* _Description of the task_: Output the records exactly as they appear, with no pictures included.
· · · · ·
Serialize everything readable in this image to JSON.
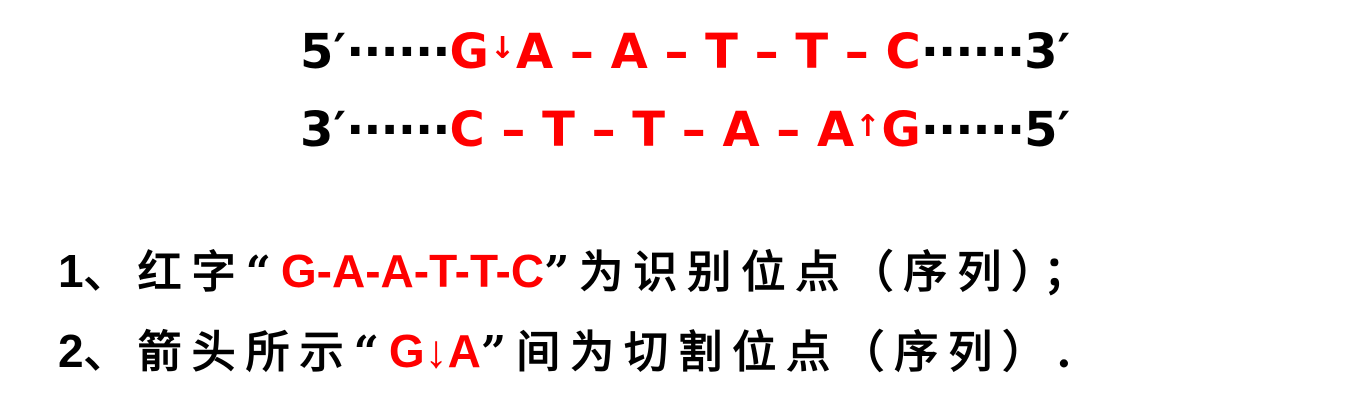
{
  "strand_top": {
    "left_end": "5′",
    "dots_left": "······",
    "first_base": "G",
    "cut_arrow": "↓",
    "rest": "A – A – T – T – C",
    "dots_right": "······",
    "right_end": "3′"
  },
  "strand_bottom": {
    "left_end": "3′",
    "dots_left": "······",
    "rest": "C – T – T – A – A",
    "cut_arrow": "↑",
    "last_base": "G",
    "dots_right": "······",
    "right_end": "5′"
  },
  "notes": {
    "line1": {
      "number": "1",
      "prefix": "、红字",
      "open_quote": "“",
      "sequence": "G-A-A-T-T-C",
      "close_quote": "”",
      "suffix": "为识别位点（序列）；"
    },
    "line2": {
      "number": "2",
      "prefix": "、箭头所示",
      "open_quote": "“",
      "sequence": "G↓A",
      "close_quote": "”",
      "suffix": "间为切割位点（序列）."
    }
  },
  "colors": {
    "highlight": "#ff0000",
    "text": "#000000"
  }
}
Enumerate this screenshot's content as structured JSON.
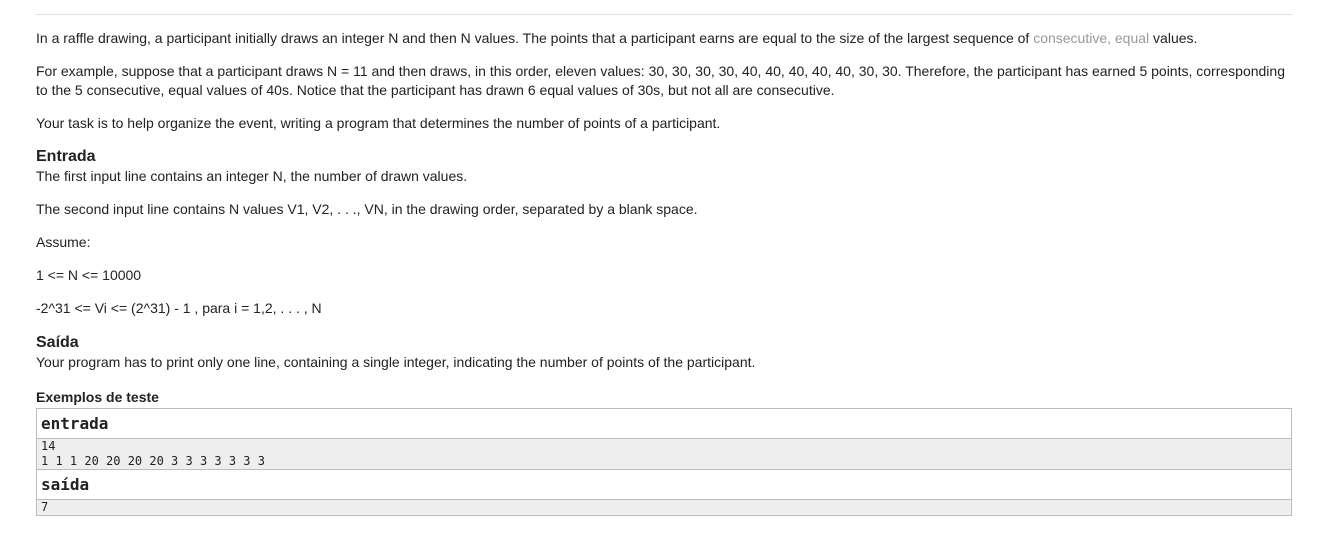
{
  "intro": {
    "p1_before": "In a raffle drawing, a participant initially draws an integer N and then N values. The points that a participant earns are equal to the size of the largest sequence of ",
    "p1_highlight": "consecutive, equal",
    "p1_after": " values.",
    "p2": "For example, suppose that a participant draws N = 11 and then draws, in this order, eleven values: 30, 30, 30, 30, 40, 40, 40, 40, 40, 30, 30. Therefore, the participant has earned 5 points, corresponding to the 5 consecutive, equal values of 40s. Notice that the participant has drawn 6 equal values of 30s, but not all are consecutive.",
    "p3": "Your task is to help organize the event, writing a program that determines the number of points of a participant."
  },
  "entrada": {
    "title": "Entrada",
    "line1": "The first input line contains an integer N, the number of drawn values.",
    "line2": "The second input line contains N values V1, V2, . . ., VN, in the drawing order, separated by a blank space.",
    "line3": "Assume:",
    "line4": "1 <= N <= 10000",
    "line5": "-2^31 <= Vi <= (2^31) - 1 , para i = 1,2, . . . , N"
  },
  "saida": {
    "title": "Saída",
    "line1": "Your program has to print only one line, containing a single integer, indicating the number of points of the participant."
  },
  "examples": {
    "title": "Exemplos de teste",
    "input_header": "entrada",
    "input_body": "14\n1 1 1 20 20 20 20 3 3 3 3 3 3 3",
    "output_header": "saída",
    "output_body": "7"
  }
}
· · · · ·
* _Complete answer_:
Serialize everything readable in this image to JSON.
{
  "strand_top": {
    "left_end": "5′",
    "dots_left": "······",
    "first_base": "G",
    "cut_arrow": "↓",
    "rest": "A – A – T – T – C",
    "dots_right": "······",
    "right_end": "3′"
  },
  "strand_bottom": {
    "left_end": "3′",
    "dots_left": "······",
    "rest": "C – T – T – A – A",
    "cut_arrow": "↑",
    "last_base": "G",
    "dots_right": "······",
    "right_end": "5′"
  },
  "notes": {
    "line1": {
      "number": "1",
      "prefix": "、红字",
      "open_quote": "“",
      "sequence": "G-A-A-T-T-C",
      "close_quote": "”",
      "suffix": "为识别位点（序列）；"
    },
    "line2": {
      "number": "2",
      "prefix": "、箭头所示",
      "open_quote": "“",
      "sequence": "G↓A",
      "close_quote": "”",
      "suffix": "间为切割位点（序列）."
    }
  },
  "colors": {
    "highlight": "#ff0000",
    "text": "#000000"
  }
}
Enumerate this screenshot's content as structured JSON.
{
  "intro": {
    "p1_before": "In a raffle drawing, a participant initially draws an integer N and then N values. The points that a participant earns are equal to the size of the largest sequence of ",
    "p1_highlight": "consecutive, equal",
    "p1_after": " values.",
    "p2": "For example, suppose that a participant draws N = 11 and then draws, in this order, eleven values: 30, 30, 30, 30, 40, 40, 40, 40, 40, 30, 30. Therefore, the participant has earned 5 points, corresponding to the 5 consecutive, equal values of 40s. Notice that the participant has drawn 6 equal values of 30s, but not all are consecutive.",
    "p3": "Your task is to help organize the event, writing a program that determines the number of points of a participant."
  },
  "entrada": {
    "title": "Entrada",
    "line1": "The first input line contains an integer N, the number of drawn values.",
    "line2": "The second input line contains N values V1, V2, . . ., VN, in the drawing order, separated by a blank space.",
    "line3": "Assume:",
    "line4": "1 <= N <= 10000",
    "line5": "-2^31 <= Vi <= (2^31) - 1 , para i = 1,2, . . . , N"
  },
  "saida": {
    "title": "Saída",
    "line1": "Your program has to print only one line, containing a single integer, indicating the number of points of the participant."
  },
  "examples": {
    "title": "Exemplos de teste",
    "input_header": "entrada",
    "input_body": "14\n1 1 1 20 20 20 20 3 3 3 3 3 3 3",
    "output_header": "saída",
    "output_body": "7"
  }
}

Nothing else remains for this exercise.